> _Supplied passage_:
◇ ◇ ◇ ◇ ◇

To this day, Josephson feels his comments were measured. ‘All I basically said was that we should be careful,’ he told the Daily Mail. ‘We should take time before we make drastic decisions. It struck me as a fairly reasonable position.’
Yet that is not how his detractors – many of whom Josephson had no reason to know he had – took his remarks.
On returning to Louisville, Kentucky, he discovered that trans rights activists had seized on the Heritage event.
The director of a campus LGBT center informed a professor within Josephson’s division of his appearance and demanded that disciplinary actions be taken against him. That professor then informed Charles Woods, the chair of the university’s department of pediatric psychiatry and psychology.
And Josephson’s three decades career was precipitously cut short.
By early November, Josephson had been told by colleagues that there was unease at his views.
Josephson thought little of it.
‘I’d been through disagreement,’ he recalled. ‘University departments are interesting places, and usually, if they’re run well, the debate, the disagreements are out in the open. You people think and you take time to reason with them.’
However, Josephson was surprised at how petty the argument became: on asking his assistant to get a rainbow sticker from the LGBT center, which many of his colleagues had taken to displaying, the assistant was told he could not have a sticker because ‘he refutes the existence of transgender identity’.
On November 15, Josephson held a regular meeting of his 12-person team, at which he was assailed by four colleagues who said they were ‘offended’ by his views. He later suspected many had not even watched the talk online.
Still, he was confident that he could resolve the issues.
Then, the day after Thanksgiving, he was told that there was a letter for him, which needed to be collected from the secretary at the University of Louisville.
The correspondence, signed by his department chair Woods, told Josephson he had to resign as division chief – or else he would be fired. Josephson was blindsided.
‘I had to read it several times,’ Josephson told the Daily Mail. ‘To realize how serious this was.’
Woods told Josephson he was being demoted because a ‘majority’ of his colleagues at the university ‘disagrees with your approach to management of children and adolescents with gender dysphoria.’
By February 2019, he was told his contract at the university was not being renewed.

On November 15, Josephson held a regular meeting of his 12-person team, at which he was assailed by four colleagues who said they were ‘offended’ by his views. He later suspected many had not even watched the talk online.
Devastated at his dismissal and angry at events, he contacted a lawyer with the Alliance Defending Freedom, which ‘advances every person’s God-given right to live and speak the truth’.
Them, last week, Josephson saw some semblance of justice: the university, which he had sued for violating his right to free speech, agreed to a $1.6 million payout – the first settlement of its kind.

◇ ◇ ◇ ◇ ◇

> _To do_: Return the portion of the article about Josephson's dismissal between "The director of" and "little of it.", inclusive, copied word for word. The data that follows has no connection to the article about Josephson.

Records from a data collection:
◇ ◇ ◇ ◇ ◇

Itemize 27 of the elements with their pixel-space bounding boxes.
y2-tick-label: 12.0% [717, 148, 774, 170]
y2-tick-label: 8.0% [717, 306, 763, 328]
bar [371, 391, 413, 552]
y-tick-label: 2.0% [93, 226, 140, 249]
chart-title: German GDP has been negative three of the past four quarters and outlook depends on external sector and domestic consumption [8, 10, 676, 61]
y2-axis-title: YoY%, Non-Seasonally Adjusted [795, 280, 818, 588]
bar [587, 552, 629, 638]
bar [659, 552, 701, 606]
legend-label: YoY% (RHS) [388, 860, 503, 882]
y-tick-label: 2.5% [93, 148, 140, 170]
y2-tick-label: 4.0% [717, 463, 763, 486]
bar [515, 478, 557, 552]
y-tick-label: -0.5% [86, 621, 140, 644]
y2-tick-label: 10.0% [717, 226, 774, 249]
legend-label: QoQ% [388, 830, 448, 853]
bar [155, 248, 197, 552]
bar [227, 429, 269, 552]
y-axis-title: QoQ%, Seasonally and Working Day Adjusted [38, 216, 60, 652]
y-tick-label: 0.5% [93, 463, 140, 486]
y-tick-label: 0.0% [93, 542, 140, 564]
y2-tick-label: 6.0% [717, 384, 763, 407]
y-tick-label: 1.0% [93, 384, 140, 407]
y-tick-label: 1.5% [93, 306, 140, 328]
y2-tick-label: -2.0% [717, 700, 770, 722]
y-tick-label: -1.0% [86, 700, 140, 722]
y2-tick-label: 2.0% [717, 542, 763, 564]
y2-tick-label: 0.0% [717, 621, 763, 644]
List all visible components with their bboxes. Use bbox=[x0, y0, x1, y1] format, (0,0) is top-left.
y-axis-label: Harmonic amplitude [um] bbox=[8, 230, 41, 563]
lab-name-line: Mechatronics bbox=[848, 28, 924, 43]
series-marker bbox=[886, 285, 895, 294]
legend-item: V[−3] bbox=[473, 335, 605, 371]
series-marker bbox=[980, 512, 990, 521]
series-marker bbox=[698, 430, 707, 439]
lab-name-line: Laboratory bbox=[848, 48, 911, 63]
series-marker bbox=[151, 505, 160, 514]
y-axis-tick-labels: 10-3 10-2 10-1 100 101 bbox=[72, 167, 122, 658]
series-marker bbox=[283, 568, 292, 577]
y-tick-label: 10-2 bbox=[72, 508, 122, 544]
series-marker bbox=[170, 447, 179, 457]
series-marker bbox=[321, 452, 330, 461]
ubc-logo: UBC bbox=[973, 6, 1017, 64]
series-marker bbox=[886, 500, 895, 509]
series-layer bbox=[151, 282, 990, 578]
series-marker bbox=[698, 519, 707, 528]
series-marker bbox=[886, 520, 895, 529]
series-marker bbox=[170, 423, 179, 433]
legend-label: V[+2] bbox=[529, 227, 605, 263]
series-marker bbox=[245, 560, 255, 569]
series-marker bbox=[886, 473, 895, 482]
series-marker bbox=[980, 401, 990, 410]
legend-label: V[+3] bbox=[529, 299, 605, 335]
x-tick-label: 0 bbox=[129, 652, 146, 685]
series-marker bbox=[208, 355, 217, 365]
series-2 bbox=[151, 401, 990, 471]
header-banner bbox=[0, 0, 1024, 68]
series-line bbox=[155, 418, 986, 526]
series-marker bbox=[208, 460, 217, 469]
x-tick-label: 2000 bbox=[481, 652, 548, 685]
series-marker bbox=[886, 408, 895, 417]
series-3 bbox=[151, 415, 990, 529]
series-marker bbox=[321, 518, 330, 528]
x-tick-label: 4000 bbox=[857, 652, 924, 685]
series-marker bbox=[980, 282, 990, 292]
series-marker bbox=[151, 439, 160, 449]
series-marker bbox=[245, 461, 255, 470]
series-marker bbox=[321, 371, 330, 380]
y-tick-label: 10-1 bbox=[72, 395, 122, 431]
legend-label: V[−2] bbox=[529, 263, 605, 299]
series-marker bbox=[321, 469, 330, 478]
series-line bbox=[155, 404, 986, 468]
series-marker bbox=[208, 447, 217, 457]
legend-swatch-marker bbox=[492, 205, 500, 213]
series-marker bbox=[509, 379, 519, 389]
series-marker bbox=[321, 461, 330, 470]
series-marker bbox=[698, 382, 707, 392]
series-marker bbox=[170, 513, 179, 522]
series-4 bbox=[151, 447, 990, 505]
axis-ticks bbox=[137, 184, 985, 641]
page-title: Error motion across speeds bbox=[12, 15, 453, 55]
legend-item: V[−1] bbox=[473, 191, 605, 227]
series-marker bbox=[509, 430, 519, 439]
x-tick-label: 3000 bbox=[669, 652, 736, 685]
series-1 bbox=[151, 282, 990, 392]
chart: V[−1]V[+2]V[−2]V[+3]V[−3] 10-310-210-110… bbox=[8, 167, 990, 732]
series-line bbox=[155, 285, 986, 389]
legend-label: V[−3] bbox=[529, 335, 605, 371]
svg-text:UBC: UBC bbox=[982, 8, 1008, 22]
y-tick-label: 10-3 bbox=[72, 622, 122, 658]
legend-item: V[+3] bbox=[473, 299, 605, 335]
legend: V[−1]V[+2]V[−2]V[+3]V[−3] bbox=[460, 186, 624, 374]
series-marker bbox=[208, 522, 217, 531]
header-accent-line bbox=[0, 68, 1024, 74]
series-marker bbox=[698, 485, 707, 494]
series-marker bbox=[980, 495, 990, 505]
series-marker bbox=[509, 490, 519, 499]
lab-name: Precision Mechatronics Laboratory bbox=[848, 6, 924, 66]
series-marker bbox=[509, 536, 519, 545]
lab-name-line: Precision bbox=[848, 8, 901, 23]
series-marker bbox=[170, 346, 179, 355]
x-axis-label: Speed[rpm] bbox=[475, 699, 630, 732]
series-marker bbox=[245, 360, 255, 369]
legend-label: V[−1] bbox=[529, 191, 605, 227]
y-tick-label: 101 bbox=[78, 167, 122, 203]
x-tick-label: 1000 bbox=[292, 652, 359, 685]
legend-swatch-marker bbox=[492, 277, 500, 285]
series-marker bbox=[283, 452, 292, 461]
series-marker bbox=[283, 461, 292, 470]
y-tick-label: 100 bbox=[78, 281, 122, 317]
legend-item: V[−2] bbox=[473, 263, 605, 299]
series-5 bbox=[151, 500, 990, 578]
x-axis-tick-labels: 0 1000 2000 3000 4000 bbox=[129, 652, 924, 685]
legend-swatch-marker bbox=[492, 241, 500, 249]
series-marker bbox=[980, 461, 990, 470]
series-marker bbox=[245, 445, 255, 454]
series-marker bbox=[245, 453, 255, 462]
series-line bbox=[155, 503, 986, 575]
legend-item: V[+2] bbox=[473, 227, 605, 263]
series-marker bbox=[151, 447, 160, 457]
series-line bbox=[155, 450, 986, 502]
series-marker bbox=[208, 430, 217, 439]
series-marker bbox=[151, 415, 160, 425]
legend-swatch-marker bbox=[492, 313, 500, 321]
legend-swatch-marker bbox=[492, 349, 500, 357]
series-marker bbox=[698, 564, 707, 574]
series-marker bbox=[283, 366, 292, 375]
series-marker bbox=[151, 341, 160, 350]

◇ ◇ ◇ ◇ ◇

> _Result of the exercise_:
The director of a campus LGBT center informed a professor within Josephson’s division of his appearance and demanded that disciplinary actions be taken against him. That professor then informed Charles Woods, the chair of the university’s department of pediatric psychiatry and psychology.
And Josephson’s three decades career was precipitously cut short.
By early November, Josephson had been told by colleagues that there was unease at his views.
Josephson thought little of it.